* **PROBLEM REQUIREMENTS**
Retype the data below without altering anything.

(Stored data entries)
..............................
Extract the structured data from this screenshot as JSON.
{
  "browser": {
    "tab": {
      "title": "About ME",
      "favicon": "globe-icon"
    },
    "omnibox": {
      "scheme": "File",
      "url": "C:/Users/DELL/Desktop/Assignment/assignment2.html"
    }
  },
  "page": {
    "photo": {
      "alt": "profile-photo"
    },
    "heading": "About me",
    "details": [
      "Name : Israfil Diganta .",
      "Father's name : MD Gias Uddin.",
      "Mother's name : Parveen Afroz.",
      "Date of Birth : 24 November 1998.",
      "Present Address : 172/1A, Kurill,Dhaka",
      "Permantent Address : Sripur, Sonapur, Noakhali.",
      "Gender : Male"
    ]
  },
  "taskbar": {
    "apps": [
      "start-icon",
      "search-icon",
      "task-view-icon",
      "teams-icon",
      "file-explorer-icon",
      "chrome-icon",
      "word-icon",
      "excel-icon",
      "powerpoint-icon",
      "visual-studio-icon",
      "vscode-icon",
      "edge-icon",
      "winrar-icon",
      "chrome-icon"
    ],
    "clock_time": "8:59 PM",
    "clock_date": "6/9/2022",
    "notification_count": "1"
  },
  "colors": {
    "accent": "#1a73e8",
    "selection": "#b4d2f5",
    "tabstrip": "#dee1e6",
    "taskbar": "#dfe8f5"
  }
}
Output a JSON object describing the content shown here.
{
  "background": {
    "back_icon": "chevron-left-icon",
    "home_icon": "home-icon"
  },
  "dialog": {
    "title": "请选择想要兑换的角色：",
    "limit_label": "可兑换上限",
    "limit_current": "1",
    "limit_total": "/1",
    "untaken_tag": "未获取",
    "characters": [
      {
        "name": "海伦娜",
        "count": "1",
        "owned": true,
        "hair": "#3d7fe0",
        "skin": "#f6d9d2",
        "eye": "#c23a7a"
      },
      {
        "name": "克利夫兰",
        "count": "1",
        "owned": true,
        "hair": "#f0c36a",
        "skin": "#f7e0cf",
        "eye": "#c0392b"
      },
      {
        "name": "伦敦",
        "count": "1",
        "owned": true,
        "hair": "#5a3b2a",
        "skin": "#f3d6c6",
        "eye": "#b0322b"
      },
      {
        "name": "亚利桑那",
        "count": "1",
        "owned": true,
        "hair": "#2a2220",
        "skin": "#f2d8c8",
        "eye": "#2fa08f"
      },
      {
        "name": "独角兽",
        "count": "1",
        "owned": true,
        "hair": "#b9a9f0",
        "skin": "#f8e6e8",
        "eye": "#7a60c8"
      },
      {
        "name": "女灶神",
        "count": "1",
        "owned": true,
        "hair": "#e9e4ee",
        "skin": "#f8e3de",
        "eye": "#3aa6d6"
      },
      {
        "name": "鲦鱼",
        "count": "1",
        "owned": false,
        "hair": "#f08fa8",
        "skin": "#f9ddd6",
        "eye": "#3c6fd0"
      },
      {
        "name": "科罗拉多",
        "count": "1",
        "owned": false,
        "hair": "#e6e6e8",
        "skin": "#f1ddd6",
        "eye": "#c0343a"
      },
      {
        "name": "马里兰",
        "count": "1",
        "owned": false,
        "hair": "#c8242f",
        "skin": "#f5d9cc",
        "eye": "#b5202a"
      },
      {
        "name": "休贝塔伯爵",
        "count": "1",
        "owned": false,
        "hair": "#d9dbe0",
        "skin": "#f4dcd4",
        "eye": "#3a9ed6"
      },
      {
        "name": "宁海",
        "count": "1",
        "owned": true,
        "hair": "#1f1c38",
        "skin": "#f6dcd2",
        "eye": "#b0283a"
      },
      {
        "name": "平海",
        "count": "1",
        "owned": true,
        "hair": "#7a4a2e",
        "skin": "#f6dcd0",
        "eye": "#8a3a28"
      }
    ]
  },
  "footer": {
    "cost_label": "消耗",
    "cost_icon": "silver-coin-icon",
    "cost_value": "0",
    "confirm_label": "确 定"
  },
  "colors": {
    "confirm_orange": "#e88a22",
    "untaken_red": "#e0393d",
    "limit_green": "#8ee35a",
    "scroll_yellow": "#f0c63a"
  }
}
..............................
* **REPLY**
Extract the structured data from this screenshot as JSON.
{
  "browser": {
    "tab": {
      "title": "About ME",
      "favicon": "globe-icon"
    },
    "omnibox": {
      "scheme": "File",
      "url": "C:/Users/DELL/Desktop/Assignment/assignment2.html"
    }
  },
  "page": {
    "photo": {
      "alt": "profile-photo"
    },
    "heading": "About me",
    "details": [
      "Name : Israfil Diganta .",
      "Father's name : MD Gias Uddin.",
      "Mother's name : Parveen Afroz.",
      "Date of Birth : 24 November 1998.",
      "Present Address : 172/1A, Kurill,Dhaka",
      "Permantent Address : Sripur, Sonapur, Noakhali.",
      "Gender : Male"
    ]
  },
  "taskbar": {
    "apps": [
      "start-icon",
      "search-icon",
      "task-view-icon",
      "teams-icon",
      "file-explorer-icon",
      "chrome-icon",
      "word-icon",
      "excel-icon",
      "powerpoint-icon",
      "visual-studio-icon",
      "vscode-icon",
      "edge-icon",
      "winrar-icon",
      "chrome-icon"
    ],
    "clock_time": "8:59 PM",
    "clock_date": "6/9/2022",
    "notification_count": "1"
  },
  "colors": {
    "accent": "#1a73e8",
    "selection": "#b4d2f5",
    "tabstrip": "#dee1e6",
    "taskbar": "#dfe8f5"
  }
}
Output a JSON object describing the content shown here.
{
  "background": {
    "back_icon": "chevron-left-icon",
    "home_icon": "home-icon"
  },
  "dialog": {
    "title": "请选择想要兑换的角色：",
    "limit_label": "可兑换上限",
    "limit_current": "1",
    "limit_total": "/1",
    "untaken_tag": "未获取",
    "characters": [
      {
        "name": "海伦娜",
        "count": "1",
        "owned": true,
        "hair": "#3d7fe0",
        "skin": "#f6d9d2",
        "eye": "#c23a7a"
      },
      {
        "name": "克利夫兰",
        "count": "1",
        "owned": true,
        "hair": "#f0c36a",
        "skin": "#f7e0cf",
        "eye": "#c0392b"
      },
      {
        "name": "伦敦",
        "count": "1",
        "owned": true,
        "hair": "#5a3b2a",
        "skin": "#f3d6c6",
        "eye": "#b0322b"
      },
      {
        "name": "亚利桑那",
        "count": "1",
        "owned": true,
        "hair": "#2a2220",
        "skin": "#f2d8c8",
        "eye": "#2fa08f"
      },
      {
        "name": "独角兽",
        "count": "1",
        "owned": true,
        "hair": "#b9a9f0",
        "skin": "#f8e6e8",
        "eye": "#7a60c8"
      },
      {
        "name": "女灶神",
        "count": "1",
        "owned": true,
        "hair": "#e9e4ee",
        "skin": "#f8e3de",
        "eye": "#3aa6d6"
      },
      {
        "name": "鲦鱼",
        "count": "1",
        "owned": false,
        "hair": "#f08fa8",
        "skin": "#f9ddd6",
        "eye": "#3c6fd0"
      },
      {
        "name": "科罗拉多",
        "count": "1",
        "owned": false,
        "hair": "#e6e6e8",
        "skin": "#f1ddd6",
        "eye": "#c0343a"
      },
      {
        "name": "马里兰",
        "count": "1",
        "owned": false,
        "hair": "#c8242f",
        "skin": "#f5d9cc",
        "eye": "#b5202a"
      },
      {
        "name": "休贝塔伯爵",
        "count": "1",
        "owned": false,
        "hair": "#d9dbe0",
        "skin": "#f4dcd4",
        "eye": "#3a9ed6"
      },
      {
        "name": "宁海",
        "count": "1",
        "owned": true,
        "hair": "#1f1c38",
        "skin": "#f6dcd2",
        "eye": "#b0283a"
      },
      {
        "name": "平海",
        "count": "1",
        "owned": true,
        "hair": "#7a4a2e",
        "skin": "#f6dcd0",
        "eye": "#8a3a28"
      }
    ]
  },
  "footer": {
    "cost_label": "消耗",
    "cost_icon": "silver-coin-icon",
    "cost_value": "0",
    "confirm_label": "确 定"
  },
  "colors": {
    "confirm_orange": "#e88a22",
    "untaken_red": "#e0393d",
    "limit_green": "#8ee35a",
    "scroll_yellow": "#f0c63a"
  }
}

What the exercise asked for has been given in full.